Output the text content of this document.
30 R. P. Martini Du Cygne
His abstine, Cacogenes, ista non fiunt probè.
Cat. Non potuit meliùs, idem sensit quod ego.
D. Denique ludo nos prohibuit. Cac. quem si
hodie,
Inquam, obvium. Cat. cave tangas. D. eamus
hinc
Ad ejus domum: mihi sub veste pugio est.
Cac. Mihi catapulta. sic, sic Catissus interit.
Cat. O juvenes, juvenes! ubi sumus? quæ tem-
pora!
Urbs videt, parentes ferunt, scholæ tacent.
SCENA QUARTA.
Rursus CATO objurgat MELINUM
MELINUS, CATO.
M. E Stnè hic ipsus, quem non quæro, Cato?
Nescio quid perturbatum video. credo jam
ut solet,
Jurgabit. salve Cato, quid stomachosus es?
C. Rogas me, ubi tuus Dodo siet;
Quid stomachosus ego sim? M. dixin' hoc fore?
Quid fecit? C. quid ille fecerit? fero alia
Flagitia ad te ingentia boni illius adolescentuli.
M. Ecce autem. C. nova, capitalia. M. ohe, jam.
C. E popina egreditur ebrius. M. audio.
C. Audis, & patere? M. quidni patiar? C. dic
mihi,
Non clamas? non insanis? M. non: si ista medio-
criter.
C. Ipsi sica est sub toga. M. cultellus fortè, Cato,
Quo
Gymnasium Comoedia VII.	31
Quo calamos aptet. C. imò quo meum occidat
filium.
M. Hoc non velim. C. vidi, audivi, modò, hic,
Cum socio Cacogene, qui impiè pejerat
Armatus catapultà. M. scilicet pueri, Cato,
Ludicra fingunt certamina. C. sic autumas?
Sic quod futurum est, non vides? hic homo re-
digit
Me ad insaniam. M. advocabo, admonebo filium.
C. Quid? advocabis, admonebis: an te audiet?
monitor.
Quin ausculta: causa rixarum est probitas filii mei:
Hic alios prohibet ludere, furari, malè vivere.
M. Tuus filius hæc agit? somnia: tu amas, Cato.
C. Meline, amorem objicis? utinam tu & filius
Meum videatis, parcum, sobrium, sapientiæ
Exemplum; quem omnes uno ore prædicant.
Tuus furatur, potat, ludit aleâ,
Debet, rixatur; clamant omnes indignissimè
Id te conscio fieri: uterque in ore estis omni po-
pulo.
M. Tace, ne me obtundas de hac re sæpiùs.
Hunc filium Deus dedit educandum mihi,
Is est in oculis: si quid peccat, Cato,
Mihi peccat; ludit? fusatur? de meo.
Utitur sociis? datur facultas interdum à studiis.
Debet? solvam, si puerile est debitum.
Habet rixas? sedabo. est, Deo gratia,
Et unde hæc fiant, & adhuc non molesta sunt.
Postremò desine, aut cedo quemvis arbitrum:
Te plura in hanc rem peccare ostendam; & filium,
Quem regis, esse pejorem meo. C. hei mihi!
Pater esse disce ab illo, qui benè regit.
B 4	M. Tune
● ● ● ●
[PROBLEM]:
Exactly reproduce every line of the records.

[SOLUTION TO THIS EXERCISE]:
Output the text content of this document.
30 R. P. Martini Du Cygne
His abstine, Cacogenes, ista non fiunt probè.
Cat. Non potuit meliùs, idem sensit quod ego.
D. Denique ludo nos prohibuit. Cac. quem si
hodie,
Inquam, obvium. Cat. cave tangas. D. eamus
hinc
Ad ejus domum: mihi sub veste pugio est.
Cac. Mihi catapulta. sic, sic Catissus interit.
Cat. O juvenes, juvenes! ubi sumus? quæ tem-
pora!
Urbs videt, parentes ferunt, scholæ tacent.
SCENA QUARTA.
Rursus CATO objurgat MELINUM
MELINUS, CATO.
M. E Stnè hic ipsus, quem non quæro, Cato?
Nescio quid perturbatum video. credo jam
ut solet,
Jurgabit. salve Cato, quid stomachosus es?
C. Rogas me, ubi tuus Dodo siet;
Quid stomachosus ego sim? M. dixin' hoc fore?
Quid fecit? C. quid ille fecerit? fero alia
Flagitia ad te ingentia boni illius adolescentuli.
M. Ecce autem. C. nova, capitalia. M. ohe, jam.
C. E popina egreditur ebrius. M. audio.
C. Audis, & patere? M. quidni patiar? C. dic
mihi,
Non clamas? non insanis? M. non: si ista medio-
criter.
C. Ipsi sica est sub toga. M. cultellus fortè, Cato,
Quo
Gymnasium Comoedia VII.	31
Quo calamos aptet. C. imò quo meum occidat
filium.
M. Hoc non velim. C. vidi, audivi, modò, hic,
Cum socio Cacogene, qui impiè pejerat
Armatus catapultà. M. scilicet pueri, Cato,
Ludicra fingunt certamina. C. sic autumas?
Sic quod futurum est, non vides? hic homo re-
digit
Me ad insaniam. M. advocabo, admonebo filium.
C. Quid? advocabis, admonebis: an te audiet?
monitor.
Quin ausculta: causa rixarum est probitas filii mei:
Hic alios prohibet ludere, furari, malè vivere.
M. Tuus filius hæc agit? somnia: tu amas, Cato.
C. Meline, amorem objicis? utinam tu & filius
Meum videatis, parcum, sobrium, sapientiæ
Exemplum; quem omnes uno ore prædicant.
Tuus furatur, potat, ludit aleâ,
Debet, rixatur; clamant omnes indignissimè
Id te conscio fieri: uterque in ore estis omni po-
pulo.
M. Tace, ne me obtundas de hac re sæpiùs.
Hunc filium Deus dedit educandum mihi,
Is est in oculis: si quid peccat, Cato,
Mihi peccat; ludit? fusatur? de meo.
Utitur sociis? datur facultas interdum à studiis.
Debet? solvam, si puerile est debitum.
Habet rixas? sedabo. est, Deo gratia,
Et unde hæc fiant, & adhuc non molesta sunt.
Postremò desine, aut cedo quemvis arbitrum:
Te plura in hanc rem peccare ostendam; & filium,
Quem regis, esse pejorem meo. C. hei mihi!
Pater esse disce ab illo, qui benè regit.
B 4	M. Tune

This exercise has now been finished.